▶ Stated task:
Transcribe the records below exactly.
* begin *
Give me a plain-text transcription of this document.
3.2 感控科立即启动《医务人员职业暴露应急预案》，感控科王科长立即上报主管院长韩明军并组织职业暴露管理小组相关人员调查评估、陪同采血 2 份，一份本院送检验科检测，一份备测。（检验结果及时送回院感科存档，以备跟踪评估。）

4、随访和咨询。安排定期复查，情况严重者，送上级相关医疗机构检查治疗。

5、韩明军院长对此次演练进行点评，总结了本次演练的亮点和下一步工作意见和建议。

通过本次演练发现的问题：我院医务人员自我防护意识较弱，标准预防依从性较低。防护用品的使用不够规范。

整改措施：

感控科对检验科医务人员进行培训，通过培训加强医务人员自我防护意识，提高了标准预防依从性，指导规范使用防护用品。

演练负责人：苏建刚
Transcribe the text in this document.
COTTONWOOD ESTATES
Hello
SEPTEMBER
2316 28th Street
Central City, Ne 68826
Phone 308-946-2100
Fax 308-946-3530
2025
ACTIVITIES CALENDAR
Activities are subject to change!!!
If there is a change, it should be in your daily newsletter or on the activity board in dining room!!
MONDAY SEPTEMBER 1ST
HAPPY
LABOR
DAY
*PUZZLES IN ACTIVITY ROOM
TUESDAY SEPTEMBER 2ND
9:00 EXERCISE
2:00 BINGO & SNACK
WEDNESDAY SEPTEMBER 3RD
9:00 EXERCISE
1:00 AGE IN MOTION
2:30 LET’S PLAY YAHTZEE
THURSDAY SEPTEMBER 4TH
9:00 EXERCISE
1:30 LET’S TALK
* end *
▶ Answer to the task:
Give me a plain-text transcription of this document.
3.2 感控科立即启动《医务人员职业暴露应急预案》，感控科王科长立即上报主管院长韩明军并组织职业暴露管理小组相关人员调查评估、陪同采血 2 份，一份本院送检验科检测，一份备测。（检验结果及时送回院感科存档，以备跟踪评估。）

4、随访和咨询。安排定期复查，情况严重者，送上级相关医疗机构检查治疗。

5、韩明军院长对此次演练进行点评，总结了本次演练的亮点和下一步工作意见和建议。

通过本次演练发现的问题：我院医务人员自我防护意识较弱，标准预防依从性较低。防护用品的使用不够规范。

整改措施：

感控科对检验科医务人员进行培训，通过培训加强医务人员自我防护意识，提高了标准预防依从性，指导规范使用防护用品。

演练负责人：苏建刚
Transcribe the text in this document.
COTTONWOOD ESTATES
Hello
SEPTEMBER
2316 28th Street
Central City, Ne 68826
Phone 308-946-2100
Fax 308-946-3530
2025
ACTIVITIES CALENDAR
Activities are subject to change!!!
If there is a change, it should be in your daily newsletter or on the activity board in dining room!!
MONDAY SEPTEMBER 1ST
HAPPY
LABOR
DAY
*PUZZLES IN ACTIVITY ROOM
TUESDAY SEPTEMBER 2ND
9:00 EXERCISE
2:00 BINGO & SNACK
WEDNESDAY SEPTEMBER 3RD
9:00 EXERCISE
1:00 AGE IN MOTION
2:30 LET’S PLAY YAHTZEE
THURSDAY SEPTEMBER 4TH
9:00 EXERCISE
1:30 LET’S TALK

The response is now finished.